WHAT THIS TASK INVOLVES: Count the lines in the records below that contain the word "monàrquica", and give only that number.

ENTRIES:

= = = = = = =

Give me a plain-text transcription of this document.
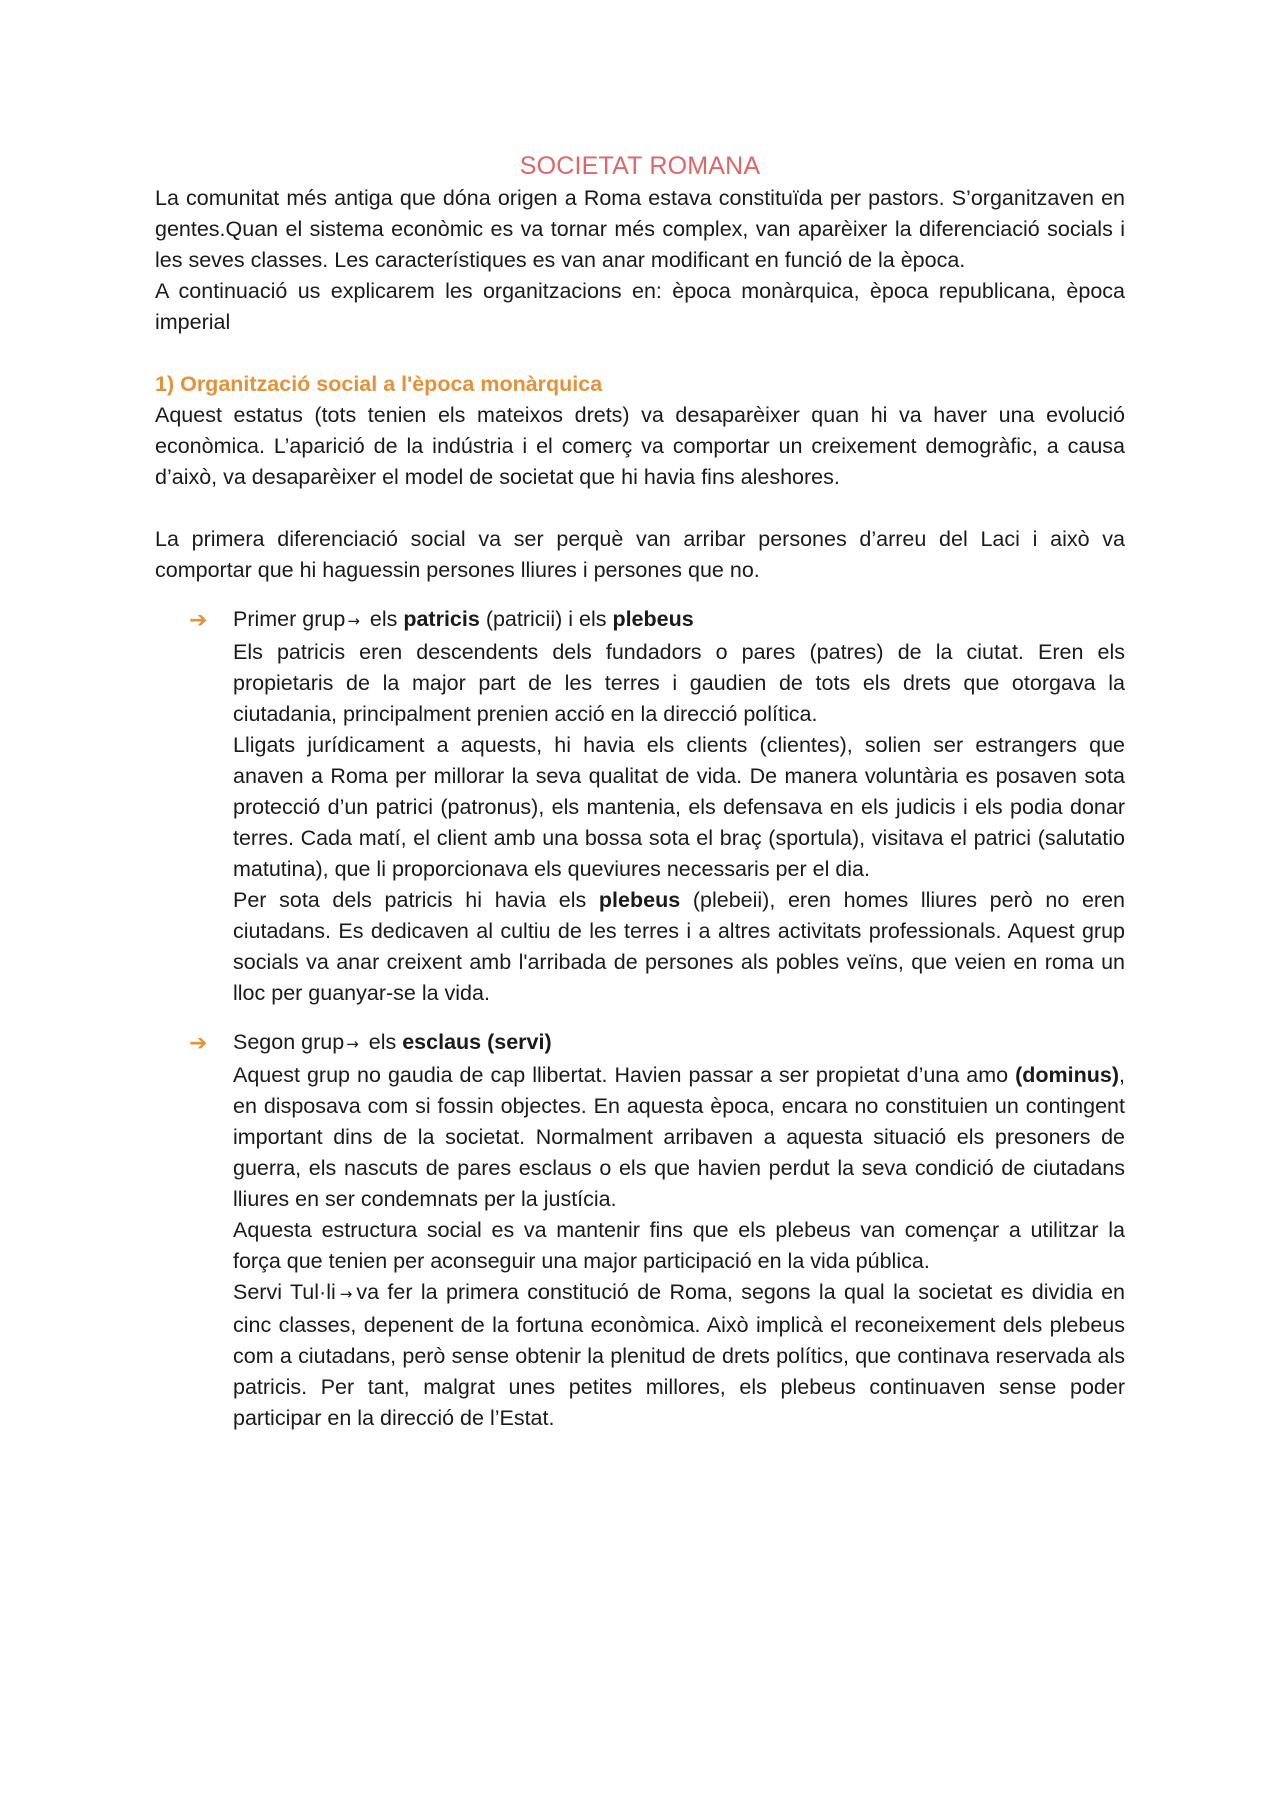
SOCIETAT ROMANA

La comunitat més antiga que dóna origen a Roma estava constituïda per pastors. S’organitzaven en gentes.Quan el sistema econòmic es va tornar més complex, van aparèixer la diferenciació socials i les seves classes. Les característiques es van anar modificant en funció de la època.

A continuació us explicarem les organitzacions en: època monàrquica, època republicana, època imperial

1) Organització social a l'època monàrquica

Aquest estatus (tots tenien els mateixos drets) va desaparèixer quan hi va haver una evolució econòmica. L’aparició de la indústria i el comerç va comportar un creixement demogràfic, a causa d’això, va desaparèixer el model de societat que hi havia fins aleshores.

La primera diferenciació social va ser perquè van arribar persones d’arreu del Laci i això va comportar que hi haguessin persones lliures i persones que no.

➔ Primer grup → els patricis (patricii) i els plebeus

Els patricis eren descendents dels fundadors o pares (patres) de la ciutat. Eren els propietaris de la major part de les terres i gaudien de tots els drets que otorgava la ciutadania, principalment prenien acció en la direcció política.

Lligats jurídicament a aquests, hi havia els clients (clientes), solien ser estrangers que anaven a Roma per millorar la seva qualitat de vida. De manera voluntària es posaven sota protecció d’un patrici (patronus), els mantenia, els defensava en els judicis i els podia donar terres. Cada matí, el client amb una bossa sota el braç (sportula), visitava el patrici (salutatio matutina), que li proporcionava els queviures necessaris per el dia.

Per sota dels patricis hi havia els plebeus (plebeii), eren homes lliures però no eren ciutadans. Es dedicaven al cultiu de les terres i a altres activitats professionals. Aquest grup socials va anar creixent amb l'arribada de persones als pobles veïns, que veien en roma un lloc per guanyar-se la vida.

➔ Segon grup → els esclaus (servi)

Aquest grup no gaudia de cap llibertat. Havien passar a ser propietat d’una amo (dominus), en disposava com si fossin objectes. En aquesta època, encara no constituien un contingent important dins de la societat. Normalment arribaven a aquesta situació els presoners de guerra, els nascuts de pares esclaus o els que havien perdut la seva condició de ciutadans lliures en ser condemnats per la justícia.

Aquesta estructura social es va mantenir fins que els plebeus van començar a utilitzar la força que tenien per aconseguir una major participació en la vida pública.

Servi Tul·li → va fer la primera constitució de Roma, segons la qual la societat es dividia en cinc classes, depenent de la fortuna econòmica. Això implicà el reconeixement dels plebeus com a ciutadans, però sense obtenir la plenitud de drets polítics, que continava reservada als patricis. Per tant, malgrat unes petites millores, els plebeus continuaven sense poder participar en la direcció de l’Estat.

= = = = = = =

PROBLEM SOLUTION: 2